- What the exercise asks
Below is a set of records. Repeat all of them exactly.

Dataset records:

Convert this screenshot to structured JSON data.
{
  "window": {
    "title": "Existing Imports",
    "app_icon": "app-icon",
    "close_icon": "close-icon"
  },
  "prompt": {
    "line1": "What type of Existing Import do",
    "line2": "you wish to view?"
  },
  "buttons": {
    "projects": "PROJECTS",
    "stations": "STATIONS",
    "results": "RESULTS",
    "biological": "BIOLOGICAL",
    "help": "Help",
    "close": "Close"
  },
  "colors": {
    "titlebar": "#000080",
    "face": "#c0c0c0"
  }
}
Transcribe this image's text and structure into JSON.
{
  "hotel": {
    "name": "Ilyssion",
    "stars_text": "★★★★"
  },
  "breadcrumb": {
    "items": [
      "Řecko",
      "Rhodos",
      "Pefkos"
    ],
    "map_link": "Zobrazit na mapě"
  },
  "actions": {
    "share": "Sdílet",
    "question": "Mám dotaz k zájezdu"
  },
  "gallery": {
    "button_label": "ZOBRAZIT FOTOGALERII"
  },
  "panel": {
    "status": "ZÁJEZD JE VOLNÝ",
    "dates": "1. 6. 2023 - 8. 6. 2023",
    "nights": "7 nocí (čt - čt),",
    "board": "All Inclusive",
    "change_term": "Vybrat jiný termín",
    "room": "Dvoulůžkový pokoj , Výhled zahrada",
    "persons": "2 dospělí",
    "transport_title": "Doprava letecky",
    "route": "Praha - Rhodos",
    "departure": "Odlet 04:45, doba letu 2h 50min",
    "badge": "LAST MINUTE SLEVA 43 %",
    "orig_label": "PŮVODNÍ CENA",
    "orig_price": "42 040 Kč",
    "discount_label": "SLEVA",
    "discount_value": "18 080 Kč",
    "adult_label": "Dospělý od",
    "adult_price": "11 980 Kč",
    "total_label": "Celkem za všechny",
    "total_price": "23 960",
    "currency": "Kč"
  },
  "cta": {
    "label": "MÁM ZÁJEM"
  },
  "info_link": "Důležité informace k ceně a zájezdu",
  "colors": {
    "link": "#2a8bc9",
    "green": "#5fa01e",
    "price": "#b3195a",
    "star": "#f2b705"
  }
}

- Exercise response
Convert this screenshot to structured JSON data.
{
  "window": {
    "title": "Existing Imports",
    "app_icon": "app-icon",
    "close_icon": "close-icon"
  },
  "prompt": {
    "line1": "What type of Existing Import do",
    "line2": "you wish to view?"
  },
  "buttons": {
    "projects": "PROJECTS",
    "stations": "STATIONS",
    "results": "RESULTS",
    "biological": "BIOLOGICAL",
    "help": "Help",
    "close": "Close"
  },
  "colors": {
    "titlebar": "#000080",
    "face": "#c0c0c0"
  }
}
Transcribe this image's text and structure into JSON.
{
  "hotel": {
    "name": "Ilyssion",
    "stars_text": "★★★★"
  },
  "breadcrumb": {
    "items": [
      "Řecko",
      "Rhodos",
      "Pefkos"
    ],
    "map_link": "Zobrazit na mapě"
  },
  "actions": {
    "share": "Sdílet",
    "question": "Mám dotaz k zájezdu"
  },
  "gallery": {
    "button_label": "ZOBRAZIT FOTOGALERII"
  },
  "panel": {
    "status": "ZÁJEZD JE VOLNÝ",
    "dates": "1. 6. 2023 - 8. 6. 2023",
    "nights": "7 nocí (čt - čt),",
    "board": "All Inclusive",
    "change_term": "Vybrat jiný termín",
    "room": "Dvoulůžkový pokoj , Výhled zahrada",
    "persons": "2 dospělí",
    "transport_title": "Doprava letecky",
    "route": "Praha - Rhodos",
    "departure": "Odlet 04:45, doba letu 2h 50min",
    "badge": "LAST MINUTE SLEVA 43 %",
    "orig_label": "PŮVODNÍ CENA",
    "orig_price": "42 040 Kč",
    "discount_label": "SLEVA",
    "discount_value": "18 080 Kč",
    "adult_label": "Dospělý od",
    "adult_price": "11 980 Kč",
    "total_label": "Celkem za všechny",
    "total_price": "23 960",
    "currency": "Kč"
  },
  "cta": {
    "label": "MÁM ZÁJEM"
  },
  "info_link": "Důležité informace k ceně a zájezdu",
  "colors": {
    "link": "#2a8bc9",
    "green": "#5fa01e",
    "price": "#b3195a",
    "star": "#f2b705"
  }
}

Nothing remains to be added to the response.